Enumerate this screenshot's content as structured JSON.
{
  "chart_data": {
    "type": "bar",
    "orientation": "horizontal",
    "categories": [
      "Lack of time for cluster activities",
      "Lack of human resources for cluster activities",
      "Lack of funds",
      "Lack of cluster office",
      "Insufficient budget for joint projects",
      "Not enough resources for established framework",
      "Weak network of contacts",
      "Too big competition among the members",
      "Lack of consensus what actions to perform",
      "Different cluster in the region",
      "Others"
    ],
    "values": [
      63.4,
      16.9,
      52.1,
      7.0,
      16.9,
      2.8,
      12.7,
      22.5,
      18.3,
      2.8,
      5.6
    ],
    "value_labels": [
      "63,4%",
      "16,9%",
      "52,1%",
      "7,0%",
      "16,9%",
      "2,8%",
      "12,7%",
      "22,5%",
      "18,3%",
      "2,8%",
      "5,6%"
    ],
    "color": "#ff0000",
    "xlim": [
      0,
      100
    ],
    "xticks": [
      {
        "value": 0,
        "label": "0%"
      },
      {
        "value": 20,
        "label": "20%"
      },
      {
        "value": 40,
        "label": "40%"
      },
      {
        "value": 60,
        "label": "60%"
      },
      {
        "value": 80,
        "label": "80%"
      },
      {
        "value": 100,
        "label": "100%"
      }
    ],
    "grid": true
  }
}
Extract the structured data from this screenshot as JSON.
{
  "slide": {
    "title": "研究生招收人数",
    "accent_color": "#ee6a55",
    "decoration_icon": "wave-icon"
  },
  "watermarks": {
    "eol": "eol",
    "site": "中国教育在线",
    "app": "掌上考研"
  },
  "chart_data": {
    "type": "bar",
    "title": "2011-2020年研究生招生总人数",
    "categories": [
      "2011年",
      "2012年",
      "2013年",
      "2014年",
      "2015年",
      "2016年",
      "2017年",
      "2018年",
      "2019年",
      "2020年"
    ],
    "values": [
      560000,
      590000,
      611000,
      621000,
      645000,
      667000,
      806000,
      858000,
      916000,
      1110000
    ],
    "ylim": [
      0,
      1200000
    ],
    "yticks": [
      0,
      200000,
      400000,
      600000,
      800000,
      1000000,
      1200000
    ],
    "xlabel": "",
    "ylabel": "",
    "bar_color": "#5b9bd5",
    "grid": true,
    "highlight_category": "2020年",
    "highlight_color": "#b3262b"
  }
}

****************************************

Exercise:
Please restate the data word for word, every record included.

Task solution:
Enumerate this screenshot's content as structured JSON.
{
  "chart_data": {
    "type": "bar",
    "orientation": "horizontal",
    "categories": [
      "Lack of time for cluster activities",
      "Lack of human resources for cluster activities",
      "Lack of funds",
      "Lack of cluster office",
      "Insufficient budget for joint projects",
      "Not enough resources for established framework",
      "Weak network of contacts",
      "Too big competition among the members",
      "Lack of consensus what actions to perform",
      "Different cluster in the region",
      "Others"
    ],
    "values": [
      63.4,
      16.9,
      52.1,
      7.0,
      16.9,
      2.8,
      12.7,
      22.5,
      18.3,
      2.8,
      5.6
    ],
    "value_labels": [
      "63,4%",
      "16,9%",
      "52,1%",
      "7,0%",
      "16,9%",
      "2,8%",
      "12,7%",
      "22,5%",
      "18,3%",
      "2,8%",
      "5,6%"
    ],
    "color": "#ff0000",
    "xlim": [
      0,
      100
    ],
    "xticks": [
      {
        "value": 0,
        "label": "0%"
      },
      {
        "value": 20,
        "label": "20%"
      },
      {
        "value": 40,
        "label": "40%"
      },
      {
        "value": 60,
        "label": "60%"
      },
      {
        "value": 80,
        "label": "80%"
      },
      {
        "value": 100,
        "label": "100%"
      }
    ],
    "grid": true
  }
}
Extract the structured data from this screenshot as JSON.
{
  "slide": {
    "title": "研究生招收人数",
    "accent_color": "#ee6a55",
    "decoration_icon": "wave-icon"
  },
  "watermarks": {
    "eol": "eol",
    "site": "中国教育在线",
    "app": "掌上考研"
  },
  "chart_data": {
    "type": "bar",
    "title": "2011-2020年研究生招生总人数",
    "categories": [
      "2011年",
      "2012年",
      "2013年",
      "2014年",
      "2015年",
      "2016年",
      "2017年",
      "2018年",
      "2019年",
      "2020年"
    ],
    "values": [
      560000,
      590000,
      611000,
      621000,
      645000,
      667000,
      806000,
      858000,
      916000,
      1110000
    ],
    "ylim": [
      0,
      1200000
    ],
    "yticks": [
      0,
      200000,
      400000,
      600000,
      800000,
      1000000,
      1200000
    ],
    "xlabel": "",
    "ylabel": "",
    "bar_color": "#5b9bd5",
    "grid": true,
    "highlight_category": "2020年",
    "highlight_color": "#b3262b"
  }
}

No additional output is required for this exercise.